• WHAT TO DO
Reproduce each line of the material precisely.

• INFORMATION SHOWN
────────────────────

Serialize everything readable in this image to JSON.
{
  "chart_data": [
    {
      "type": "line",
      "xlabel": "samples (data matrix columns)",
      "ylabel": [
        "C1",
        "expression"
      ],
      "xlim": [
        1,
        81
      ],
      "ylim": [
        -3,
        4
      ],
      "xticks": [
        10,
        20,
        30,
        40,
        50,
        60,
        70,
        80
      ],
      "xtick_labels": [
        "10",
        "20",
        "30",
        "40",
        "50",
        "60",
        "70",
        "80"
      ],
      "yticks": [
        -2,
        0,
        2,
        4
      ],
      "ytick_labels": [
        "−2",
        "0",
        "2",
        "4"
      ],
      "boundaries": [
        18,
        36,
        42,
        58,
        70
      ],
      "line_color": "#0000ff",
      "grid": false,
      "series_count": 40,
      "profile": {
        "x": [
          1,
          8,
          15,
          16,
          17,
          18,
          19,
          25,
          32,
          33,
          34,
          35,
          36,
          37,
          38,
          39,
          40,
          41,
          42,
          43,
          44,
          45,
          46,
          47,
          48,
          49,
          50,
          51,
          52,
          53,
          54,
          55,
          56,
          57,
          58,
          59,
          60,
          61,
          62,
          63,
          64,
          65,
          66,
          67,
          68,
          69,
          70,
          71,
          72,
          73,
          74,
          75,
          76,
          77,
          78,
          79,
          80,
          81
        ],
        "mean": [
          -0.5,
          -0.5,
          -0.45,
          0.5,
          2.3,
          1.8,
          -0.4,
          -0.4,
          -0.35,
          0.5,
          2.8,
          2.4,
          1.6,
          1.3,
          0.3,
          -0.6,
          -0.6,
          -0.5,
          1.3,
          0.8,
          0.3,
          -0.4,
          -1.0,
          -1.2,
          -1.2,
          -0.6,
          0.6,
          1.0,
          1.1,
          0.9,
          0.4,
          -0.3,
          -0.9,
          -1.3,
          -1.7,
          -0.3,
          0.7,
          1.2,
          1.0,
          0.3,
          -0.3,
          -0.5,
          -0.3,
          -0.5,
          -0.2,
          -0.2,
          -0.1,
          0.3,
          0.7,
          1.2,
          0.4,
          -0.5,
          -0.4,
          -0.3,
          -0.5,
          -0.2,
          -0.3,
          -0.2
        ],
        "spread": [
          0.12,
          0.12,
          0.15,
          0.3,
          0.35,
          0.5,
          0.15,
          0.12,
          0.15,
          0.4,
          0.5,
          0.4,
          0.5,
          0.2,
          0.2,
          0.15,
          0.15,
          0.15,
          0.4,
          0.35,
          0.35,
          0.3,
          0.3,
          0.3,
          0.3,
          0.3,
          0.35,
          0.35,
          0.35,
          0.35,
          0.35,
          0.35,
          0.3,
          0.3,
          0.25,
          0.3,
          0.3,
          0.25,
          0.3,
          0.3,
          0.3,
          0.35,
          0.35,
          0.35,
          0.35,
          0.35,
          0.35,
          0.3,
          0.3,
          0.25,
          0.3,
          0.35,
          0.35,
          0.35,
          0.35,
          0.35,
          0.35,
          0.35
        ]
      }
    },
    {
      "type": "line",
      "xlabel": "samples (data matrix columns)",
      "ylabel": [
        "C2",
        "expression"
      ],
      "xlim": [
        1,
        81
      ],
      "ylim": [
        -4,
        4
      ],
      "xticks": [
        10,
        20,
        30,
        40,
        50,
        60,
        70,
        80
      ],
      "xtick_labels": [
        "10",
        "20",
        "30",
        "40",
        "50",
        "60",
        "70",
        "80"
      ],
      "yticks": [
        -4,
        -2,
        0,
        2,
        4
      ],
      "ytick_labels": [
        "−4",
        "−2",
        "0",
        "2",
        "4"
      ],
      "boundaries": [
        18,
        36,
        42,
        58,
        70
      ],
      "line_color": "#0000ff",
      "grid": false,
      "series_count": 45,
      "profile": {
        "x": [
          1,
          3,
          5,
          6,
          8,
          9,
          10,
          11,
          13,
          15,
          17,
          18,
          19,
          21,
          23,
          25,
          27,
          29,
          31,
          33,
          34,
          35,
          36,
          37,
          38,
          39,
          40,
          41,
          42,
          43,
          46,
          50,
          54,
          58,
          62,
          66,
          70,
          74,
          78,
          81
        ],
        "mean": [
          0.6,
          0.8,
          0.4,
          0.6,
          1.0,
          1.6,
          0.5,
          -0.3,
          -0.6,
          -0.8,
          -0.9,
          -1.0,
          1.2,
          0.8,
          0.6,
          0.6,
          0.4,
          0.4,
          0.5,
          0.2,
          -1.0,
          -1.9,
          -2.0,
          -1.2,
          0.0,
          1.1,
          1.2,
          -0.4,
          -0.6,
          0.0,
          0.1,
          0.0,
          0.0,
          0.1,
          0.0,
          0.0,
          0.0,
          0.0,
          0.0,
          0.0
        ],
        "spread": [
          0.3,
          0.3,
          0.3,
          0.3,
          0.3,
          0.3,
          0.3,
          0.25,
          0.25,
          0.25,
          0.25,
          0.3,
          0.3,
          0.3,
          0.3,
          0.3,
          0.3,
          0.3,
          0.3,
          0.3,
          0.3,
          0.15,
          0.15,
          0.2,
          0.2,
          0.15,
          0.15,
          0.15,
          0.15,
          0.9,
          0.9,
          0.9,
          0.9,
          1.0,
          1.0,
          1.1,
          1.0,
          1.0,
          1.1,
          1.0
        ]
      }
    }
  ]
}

────────────────────

• RESPONSE TO THIS EXERCISE
Serialize everything readable in this image to JSON.
{
  "chart_data": [
    {
      "type": "line",
      "xlabel": "samples (data matrix columns)",
      "ylabel": [
        "C1",
        "expression"
      ],
      "xlim": [
        1,
        81
      ],
      "ylim": [
        -3,
        4
      ],
      "xticks": [
        10,
        20,
        30,
        40,
        50,
        60,
        70,
        80
      ],
      "xtick_labels": [
        "10",
        "20",
        "30",
        "40",
        "50",
        "60",
        "70",
        "80"
      ],
      "yticks": [
        -2,
        0,
        2,
        4
      ],
      "ytick_labels": [
        "−2",
        "0",
        "2",
        "4"
      ],
      "boundaries": [
        18,
        36,
        42,
        58,
        70
      ],
      "line_color": "#0000ff",
      "grid": false,
      "series_count": 40,
      "profile": {
        "x": [
          1,
          8,
          15,
          16,
          17,
          18,
          19,
          25,
          32,
          33,
          34,
          35,
          36,
          37,
          38,
          39,
          40,
          41,
          42,
          43,
          44,
          45,
          46,
          47,
          48,
          49,
          50,
          51,
          52,
          53,
          54,
          55,
          56,
          57,
          58,
          59,
          60,
          61,
          62,
          63,
          64,
          65,
          66,
          67,
          68,
          69,
          70,
          71,
          72,
          73,
          74,
          75,
          76,
          77,
          78,
          79,
          80,
          81
        ],
        "mean": [
          -0.5,
          -0.5,
          -0.45,
          0.5,
          2.3,
          1.8,
          -0.4,
          -0.4,
          -0.35,
          0.5,
          2.8,
          2.4,
          1.6,
          1.3,
          0.3,
          -0.6,
          -0.6,
          -0.5,
          1.3,
          0.8,
          0.3,
          -0.4,
          -1.0,
          -1.2,
          -1.2,
          -0.6,
          0.6,
          1.0,
          1.1,
          0.9,
          0.4,
          -0.3,
          -0.9,
          -1.3,
          -1.7,
          -0.3,
          0.7,
          1.2,
          1.0,
          0.3,
          -0.3,
          -0.5,
          -0.3,
          -0.5,
          -0.2,
          -0.2,
          -0.1,
          0.3,
          0.7,
          1.2,
          0.4,
          -0.5,
          -0.4,
          -0.3,
          -0.5,
          -0.2,
          -0.3,
          -0.2
        ],
        "spread": [
          0.12,
          0.12,
          0.15,
          0.3,
          0.35,
          0.5,
          0.15,
          0.12,
          0.15,
          0.4,
          0.5,
          0.4,
          0.5,
          0.2,
          0.2,
          0.15,
          0.15,
          0.15,
          0.4,
          0.35,
          0.35,
          0.3,
          0.3,
          0.3,
          0.3,
          0.3,
          0.35,
          0.35,
          0.35,
          0.35,
          0.35,
          0.35,
          0.3,
          0.3,
          0.25,
          0.3,
          0.3,
          0.25,
          0.3,
          0.3,
          0.3,
          0.35,
          0.35,
          0.35,
          0.35,
          0.35,
          0.35,
          0.3,
          0.3,
          0.25,
          0.3,
          0.35,
          0.35,
          0.35,
          0.35,
          0.35,
          0.35,
          0.35
        ]
      }
    },
    {
      "type": "line",
      "xlabel": "samples (data matrix columns)",
      "ylabel": [
        "C2",
        "expression"
      ],
      "xlim": [
        1,
        81
      ],
      "ylim": [
        -4,
        4
      ],
      "xticks": [
        10,
        20,
        30,
        40,
        50,
        60,
        70,
        80
      ],
      "xtick_labels": [
        "10",
        "20",
        "30",
        "40",
        "50",
        "60",
        "70",
        "80"
      ],
      "yticks": [
        -4,
        -2,
        0,
        2,
        4
      ],
      "ytick_labels": [
        "−4",
        "−2",
        "0",
        "2",
        "4"
      ],
      "boundaries": [
        18,
        36,
        42,
        58,
        70
      ],
      "line_color": "#0000ff",
      "grid": false,
      "series_count": 45,
      "profile": {
        "x": [
          1,
          3,
          5,
          6,
          8,
          9,
          10,
          11,
          13,
          15,
          17,
          18,
          19,
          21,
          23,
          25,
          27,
          29,
          31,
          33,
          34,
          35,
          36,
          37,
          38,
          39,
          40,
          41,
          42,
          43,
          46,
          50,
          54,
          58,
          62,
          66,
          70,
          74,
          78,
          81
        ],
        "mean": [
          0.6,
          0.8,
          0.4,
          0.6,
          1.0,
          1.6,
          0.5,
          -0.3,
          -0.6,
          -0.8,
          -0.9,
          -1.0,
          1.2,
          0.8,
          0.6,
          0.6,
          0.4,
          0.4,
          0.5,
          0.2,
          -1.0,
          -1.9,
          -2.0,
          -1.2,
          0.0,
          1.1,
          1.2,
          -0.4,
          -0.6,
          0.0,
          0.1,
          0.0,
          0.0,
          0.1,
          0.0,
          0.0,
          0.0,
          0.0,
          0.0,
          0.0
        ],
        "spread": [
          0.3,
          0.3,
          0.3,
          0.3,
          0.3,
          0.3,
          0.3,
          0.25,
          0.25,
          0.25,
          0.25,
          0.3,
          0.3,
          0.3,
          0.3,
          0.3,
          0.3,
          0.3,
          0.3,
          0.3,
          0.3,
          0.15,
          0.15,
          0.2,
          0.2,
          0.15,
          0.15,
          0.15,
          0.15,
          0.9,
          0.9,
          0.9,
          0.9,
          1.0,
          1.0,
          1.1,
          1.0,
          1.0,
          1.1,
          1.0
        ]
      }
    }
  ]
}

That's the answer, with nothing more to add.